EXERCISE INPUTS
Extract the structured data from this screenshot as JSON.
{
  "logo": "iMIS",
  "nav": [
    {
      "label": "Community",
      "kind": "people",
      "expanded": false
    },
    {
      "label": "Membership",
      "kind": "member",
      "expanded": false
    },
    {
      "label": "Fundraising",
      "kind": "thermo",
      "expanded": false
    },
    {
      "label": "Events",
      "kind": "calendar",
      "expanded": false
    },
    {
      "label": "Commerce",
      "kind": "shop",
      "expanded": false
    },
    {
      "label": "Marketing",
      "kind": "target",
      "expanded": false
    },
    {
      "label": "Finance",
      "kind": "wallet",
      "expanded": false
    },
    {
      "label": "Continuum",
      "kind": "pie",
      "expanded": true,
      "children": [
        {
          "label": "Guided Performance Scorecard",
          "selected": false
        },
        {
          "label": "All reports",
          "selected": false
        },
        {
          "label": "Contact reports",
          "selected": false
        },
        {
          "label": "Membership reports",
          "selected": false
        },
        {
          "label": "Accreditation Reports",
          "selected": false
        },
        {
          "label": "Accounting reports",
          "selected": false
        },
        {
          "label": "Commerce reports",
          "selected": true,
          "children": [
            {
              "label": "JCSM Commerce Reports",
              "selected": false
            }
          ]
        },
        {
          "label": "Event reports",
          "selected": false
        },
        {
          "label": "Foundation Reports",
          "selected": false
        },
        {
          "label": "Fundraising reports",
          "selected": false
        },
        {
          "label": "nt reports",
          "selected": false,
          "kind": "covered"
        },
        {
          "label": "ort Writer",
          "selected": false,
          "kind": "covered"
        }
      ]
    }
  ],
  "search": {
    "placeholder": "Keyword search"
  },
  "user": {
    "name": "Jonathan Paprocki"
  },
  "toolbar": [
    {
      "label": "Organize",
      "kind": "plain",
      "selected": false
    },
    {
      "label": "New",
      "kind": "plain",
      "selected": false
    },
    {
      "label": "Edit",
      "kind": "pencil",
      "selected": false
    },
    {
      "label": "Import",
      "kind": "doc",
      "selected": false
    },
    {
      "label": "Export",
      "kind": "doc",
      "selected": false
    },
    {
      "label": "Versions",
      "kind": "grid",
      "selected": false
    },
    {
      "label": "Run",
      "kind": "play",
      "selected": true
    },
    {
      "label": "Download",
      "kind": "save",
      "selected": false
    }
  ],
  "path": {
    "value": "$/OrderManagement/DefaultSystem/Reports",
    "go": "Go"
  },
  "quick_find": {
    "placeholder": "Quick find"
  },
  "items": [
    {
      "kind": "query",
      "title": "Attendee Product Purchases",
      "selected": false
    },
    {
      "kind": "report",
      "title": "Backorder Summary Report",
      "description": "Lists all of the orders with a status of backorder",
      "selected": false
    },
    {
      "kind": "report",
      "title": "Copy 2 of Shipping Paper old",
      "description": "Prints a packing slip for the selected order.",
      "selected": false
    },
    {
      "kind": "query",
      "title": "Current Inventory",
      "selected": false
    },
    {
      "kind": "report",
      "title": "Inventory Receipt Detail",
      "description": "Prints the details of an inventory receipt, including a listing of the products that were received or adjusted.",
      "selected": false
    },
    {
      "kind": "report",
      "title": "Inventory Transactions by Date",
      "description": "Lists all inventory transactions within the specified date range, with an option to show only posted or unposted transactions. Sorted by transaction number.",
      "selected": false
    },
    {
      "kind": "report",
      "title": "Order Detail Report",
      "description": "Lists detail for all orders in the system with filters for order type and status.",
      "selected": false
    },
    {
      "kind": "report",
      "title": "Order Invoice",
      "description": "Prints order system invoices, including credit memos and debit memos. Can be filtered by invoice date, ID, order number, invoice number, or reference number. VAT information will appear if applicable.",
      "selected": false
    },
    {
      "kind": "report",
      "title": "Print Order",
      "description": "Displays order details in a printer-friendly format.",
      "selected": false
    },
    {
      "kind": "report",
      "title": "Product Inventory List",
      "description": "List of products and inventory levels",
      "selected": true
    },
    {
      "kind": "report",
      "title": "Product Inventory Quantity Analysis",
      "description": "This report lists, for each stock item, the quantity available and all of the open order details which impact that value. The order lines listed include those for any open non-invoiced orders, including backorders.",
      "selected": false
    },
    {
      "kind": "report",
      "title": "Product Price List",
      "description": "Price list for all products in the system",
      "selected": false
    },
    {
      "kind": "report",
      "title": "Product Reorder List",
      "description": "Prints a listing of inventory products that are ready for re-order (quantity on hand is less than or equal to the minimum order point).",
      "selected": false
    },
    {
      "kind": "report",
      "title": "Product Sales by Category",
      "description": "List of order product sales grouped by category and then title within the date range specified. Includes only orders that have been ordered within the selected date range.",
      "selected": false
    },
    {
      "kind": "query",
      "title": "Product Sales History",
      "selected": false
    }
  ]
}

INSTRUCTIONS TO FOLLOW
The records above are to be repeated exactly, in their entirety.

EXERCISE RESULT
Extract the structured data from this screenshot as JSON.
{
  "logo": "iMIS",
  "nav": [
    {
      "label": "Community",
      "kind": "people",
      "expanded": false
    },
    {
      "label": "Membership",
      "kind": "member",
      "expanded": false
    },
    {
      "label": "Fundraising",
      "kind": "thermo",
      "expanded": false
    },
    {
      "label": "Events",
      "kind": "calendar",
      "expanded": false
    },
    {
      "label": "Commerce",
      "kind": "shop",
      "expanded": false
    },
    {
      "label": "Marketing",
      "kind": "target",
      "expanded": false
    },
    {
      "label": "Finance",
      "kind": "wallet",
      "expanded": false
    },
    {
      "label": "Continuum",
      "kind": "pie",
      "expanded": true,
      "children": [
        {
          "label": "Guided Performance Scorecard",
          "selected": false
        },
        {
          "label": "All reports",
          "selected": false
        },
        {
          "label": "Contact reports",
          "selected": false
        },
        {
          "label": "Membership reports",
          "selected": false
        },
        {
          "label": "Accreditation Reports",
          "selected": false
        },
        {
          "label": "Accounting reports",
          "selected": false
        },
        {
          "label": "Commerce reports",
          "selected": true,
          "children": [
            {
              "label": "JCSM Commerce Reports",
              "selected": false
            }
          ]
        },
        {
          "label": "Event reports",
          "selected": false
        },
        {
          "label": "Foundation Reports",
          "selected": false
        },
        {
          "label": "Fundraising reports",
          "selected": false
        },
        {
          "label": "nt reports",
          "selected": false,
          "kind": "covered"
        },
        {
          "label": "ort Writer",
          "selected": false,
          "kind": "covered"
        }
      ]
    }
  ],
  "search": {
    "placeholder": "Keyword search"
  },
  "user": {
    "name": "Jonathan Paprocki"
  },
  "toolbar": [
    {
      "label": "Organize",
      "kind": "plain",
      "selected": false
    },
    {
      "label": "New",
      "kind": "plain",
      "selected": false
    },
    {
      "label": "Edit",
      "kind": "pencil",
      "selected": false
    },
    {
      "label": "Import",
      "kind": "doc",
      "selected": false
    },
    {
      "label": "Export",
      "kind": "doc",
      "selected": false
    },
    {
      "label": "Versions",
      "kind": "grid",
      "selected": false
    },
    {
      "label": "Run",
      "kind": "play",
      "selected": true
    },
    {
      "label": "Download",
      "kind": "save",
      "selected": false
    }
  ],
  "path": {
    "value": "$/OrderManagement/DefaultSystem/Reports",
    "go": "Go"
  },
  "quick_find": {
    "placeholder": "Quick find"
  },
  "items": [
    {
      "kind": "query",
      "title": "Attendee Product Purchases",
      "selected": false
    },
    {
      "kind": "report",
      "title": "Backorder Summary Report",
      "description": "Lists all of the orders with a status of backorder",
      "selected": false
    },
    {
      "kind": "report",
      "title": "Copy 2 of Shipping Paper old",
      "description": "Prints a packing slip for the selected order.",
      "selected": false
    },
    {
      "kind": "query",
      "title": "Current Inventory",
      "selected": false
    },
    {
      "kind": "report",
      "title": "Inventory Receipt Detail",
      "description": "Prints the details of an inventory receipt, including a listing of the products that were received or adjusted.",
      "selected": false
    },
    {
      "kind": "report",
      "title": "Inventory Transactions by Date",
      "description": "Lists all inventory transactions within the specified date range, with an option to show only posted or unposted transactions. Sorted by transaction number.",
      "selected": false
    },
    {
      "kind": "report",
      "title": "Order Detail Report",
      "description": "Lists detail for all orders in the system with filters for order type and status.",
      "selected": false
    },
    {
      "kind": "report",
      "title": "Order Invoice",
      "description": "Prints order system invoices, including credit memos and debit memos. Can be filtered by invoice date, ID, order number, invoice number, or reference number. VAT information will appear if applicable.",
      "selected": false
    },
    {
      "kind": "report",
      "title": "Print Order",
      "description": "Displays order details in a printer-friendly format.",
      "selected": false
    },
    {
      "kind": "report",
      "title": "Product Inventory List",
      "description": "List of products and inventory levels",
      "selected": true
    },
    {
      "kind": "report",
      "title": "Product Inventory Quantity Analysis",
      "description": "This report lists, for each stock item, the quantity available and all of the open order details which impact that value. The order lines listed include those for any open non-invoiced orders, including backorders.",
      "selected": false
    },
    {
      "kind": "report",
      "title": "Product Price List",
      "description": "Price list for all products in the system",
      "selected": false
    },
    {
      "kind": "report",
      "title": "Product Reorder List",
      "description": "Prints a listing of inventory products that are ready for re-order (quantity on hand is less than or equal to the minimum order point).",
      "selected": false
    },
    {
      "kind": "report",
      "title": "Product Sales by Category",
      "description": "List of order product sales grouped by category and then title within the date range specified. Includes only orders that have been ordered within the selected date range.",
      "selected": false
    },
    {
      "kind": "query",
      "title": "Product Sales History",
      "selected": false
    }
  ]
}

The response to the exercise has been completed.